EXERCISE DESCRIPTION:
Copy every entry exactly.

DATASET:
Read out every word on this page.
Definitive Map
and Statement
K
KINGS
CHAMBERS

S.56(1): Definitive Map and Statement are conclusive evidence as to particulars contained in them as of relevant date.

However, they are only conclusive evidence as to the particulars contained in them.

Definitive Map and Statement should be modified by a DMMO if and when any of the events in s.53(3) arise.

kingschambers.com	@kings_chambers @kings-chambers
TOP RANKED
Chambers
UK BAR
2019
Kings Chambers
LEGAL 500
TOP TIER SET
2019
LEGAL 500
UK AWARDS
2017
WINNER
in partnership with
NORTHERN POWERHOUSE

SOLUTION FOR THIS PROBLEM:
Read out every word on this page.
Definitive Map
and Statement
K
KINGS
CHAMBERS

S.56(1): Definitive Map and Statement are conclusive evidence as to particulars contained in them as of relevant date.

However, they are only conclusive evidence as to the particulars contained in them.

Definitive Map and Statement should be modified by a DMMO if and when any of the events in s.53(3) arise.

kingschambers.com	@kings_chambers @kings-chambers
TOP RANKED
Chambers
UK BAR
2019
Kings Chambers
LEGAL 500
TOP TIER SET
2019
LEGAL 500
UK AWARDS
2017
WINNER
in partnership with
NORTHERN POWERHOUSE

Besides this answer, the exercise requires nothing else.